WRITTEN TASK - Every line with the word "额定功率是" in it should be extracted from the data that follows.

§ §

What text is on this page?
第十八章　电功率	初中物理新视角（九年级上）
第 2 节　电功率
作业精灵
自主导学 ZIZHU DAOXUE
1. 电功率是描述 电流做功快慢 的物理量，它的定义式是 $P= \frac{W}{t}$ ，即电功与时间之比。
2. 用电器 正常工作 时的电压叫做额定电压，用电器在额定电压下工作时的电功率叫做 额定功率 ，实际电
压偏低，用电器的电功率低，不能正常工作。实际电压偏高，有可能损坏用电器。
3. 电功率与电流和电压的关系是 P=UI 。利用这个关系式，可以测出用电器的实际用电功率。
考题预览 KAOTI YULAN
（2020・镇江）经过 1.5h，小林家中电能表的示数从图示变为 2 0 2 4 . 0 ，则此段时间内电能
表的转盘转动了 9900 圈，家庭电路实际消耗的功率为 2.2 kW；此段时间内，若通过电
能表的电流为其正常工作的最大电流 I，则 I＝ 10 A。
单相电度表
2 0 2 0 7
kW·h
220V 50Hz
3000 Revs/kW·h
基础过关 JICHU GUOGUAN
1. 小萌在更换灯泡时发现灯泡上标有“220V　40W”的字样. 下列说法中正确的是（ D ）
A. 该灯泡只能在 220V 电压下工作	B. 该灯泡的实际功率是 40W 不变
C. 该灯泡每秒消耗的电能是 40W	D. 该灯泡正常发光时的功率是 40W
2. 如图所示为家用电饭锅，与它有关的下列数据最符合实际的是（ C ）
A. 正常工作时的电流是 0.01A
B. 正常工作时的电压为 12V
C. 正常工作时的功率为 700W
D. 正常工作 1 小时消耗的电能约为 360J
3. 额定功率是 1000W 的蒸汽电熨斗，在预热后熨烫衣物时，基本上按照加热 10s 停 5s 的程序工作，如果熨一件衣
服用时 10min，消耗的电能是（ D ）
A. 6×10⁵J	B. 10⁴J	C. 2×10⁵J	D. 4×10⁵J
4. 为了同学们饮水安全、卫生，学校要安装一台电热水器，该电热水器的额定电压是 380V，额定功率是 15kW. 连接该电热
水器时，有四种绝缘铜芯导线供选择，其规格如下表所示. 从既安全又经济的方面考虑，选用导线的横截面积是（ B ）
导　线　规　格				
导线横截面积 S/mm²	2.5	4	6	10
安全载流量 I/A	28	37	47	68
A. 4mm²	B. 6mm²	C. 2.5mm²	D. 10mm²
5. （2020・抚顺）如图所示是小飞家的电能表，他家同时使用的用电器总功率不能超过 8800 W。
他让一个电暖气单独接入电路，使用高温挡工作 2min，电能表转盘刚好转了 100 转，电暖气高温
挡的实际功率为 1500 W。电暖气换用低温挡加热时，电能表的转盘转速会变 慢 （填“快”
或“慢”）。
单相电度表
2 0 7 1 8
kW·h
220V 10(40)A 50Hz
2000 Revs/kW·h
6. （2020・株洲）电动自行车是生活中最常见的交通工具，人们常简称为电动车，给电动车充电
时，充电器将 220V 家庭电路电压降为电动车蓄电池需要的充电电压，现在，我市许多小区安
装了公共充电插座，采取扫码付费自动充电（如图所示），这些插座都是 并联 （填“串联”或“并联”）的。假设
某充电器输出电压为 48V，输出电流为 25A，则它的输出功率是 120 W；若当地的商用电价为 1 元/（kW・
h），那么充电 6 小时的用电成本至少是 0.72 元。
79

§ §

OUTPUT FOR THIS EXERCISE -
3. 额定功率是 1000W 的蒸汽电熨斗，在预热后熨烫衣物时，基本上按照加热 10s 停 5s 的程序工作，如果熨一件衣
4. 为了同学们饮水安全、卫生，学校要安装一台电热水器，该电热水器的额定电压是 380V，额定功率是 15kW. 连接该电热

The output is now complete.